▶ [DIRECTIVE]
Look through the material below. Copy every line with the string "Tenebrionide" in it.

%%

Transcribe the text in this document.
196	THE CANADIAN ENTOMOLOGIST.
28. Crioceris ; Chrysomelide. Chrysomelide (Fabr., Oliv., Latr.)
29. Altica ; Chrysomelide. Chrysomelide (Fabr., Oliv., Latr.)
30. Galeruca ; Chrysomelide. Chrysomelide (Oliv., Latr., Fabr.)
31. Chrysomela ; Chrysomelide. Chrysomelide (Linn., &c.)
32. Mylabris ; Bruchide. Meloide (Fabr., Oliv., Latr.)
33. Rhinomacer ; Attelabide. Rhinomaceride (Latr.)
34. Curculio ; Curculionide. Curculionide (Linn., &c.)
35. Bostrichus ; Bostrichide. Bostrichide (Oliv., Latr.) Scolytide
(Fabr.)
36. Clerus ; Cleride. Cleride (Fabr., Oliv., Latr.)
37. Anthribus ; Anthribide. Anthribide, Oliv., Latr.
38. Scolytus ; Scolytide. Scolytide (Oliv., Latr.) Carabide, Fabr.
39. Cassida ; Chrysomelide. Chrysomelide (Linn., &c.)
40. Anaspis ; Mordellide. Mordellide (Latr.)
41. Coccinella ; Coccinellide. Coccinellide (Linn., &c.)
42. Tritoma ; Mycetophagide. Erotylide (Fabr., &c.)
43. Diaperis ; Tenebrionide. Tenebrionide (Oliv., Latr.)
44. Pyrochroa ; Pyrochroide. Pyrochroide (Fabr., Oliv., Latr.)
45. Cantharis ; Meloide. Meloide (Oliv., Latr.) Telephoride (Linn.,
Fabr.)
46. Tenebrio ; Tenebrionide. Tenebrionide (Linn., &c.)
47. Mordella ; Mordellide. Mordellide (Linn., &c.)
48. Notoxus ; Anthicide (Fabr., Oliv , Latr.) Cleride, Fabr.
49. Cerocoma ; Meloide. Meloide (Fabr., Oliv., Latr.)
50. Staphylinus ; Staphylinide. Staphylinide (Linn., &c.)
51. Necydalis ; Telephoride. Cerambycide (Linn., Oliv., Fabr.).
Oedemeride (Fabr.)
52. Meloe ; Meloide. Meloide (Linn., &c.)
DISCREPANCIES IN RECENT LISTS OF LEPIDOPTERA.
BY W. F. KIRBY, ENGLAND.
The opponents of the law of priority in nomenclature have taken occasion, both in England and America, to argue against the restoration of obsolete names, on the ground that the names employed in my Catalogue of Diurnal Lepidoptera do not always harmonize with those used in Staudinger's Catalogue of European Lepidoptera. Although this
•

%%

▶ [WORKED SOLUTION]
43. Diaperis ; Tenebrionide. Tenebrionide (Oliv., Latr.)
46. Tenebrio ; Tenebrionide. Tenebrionide (Linn., &c.)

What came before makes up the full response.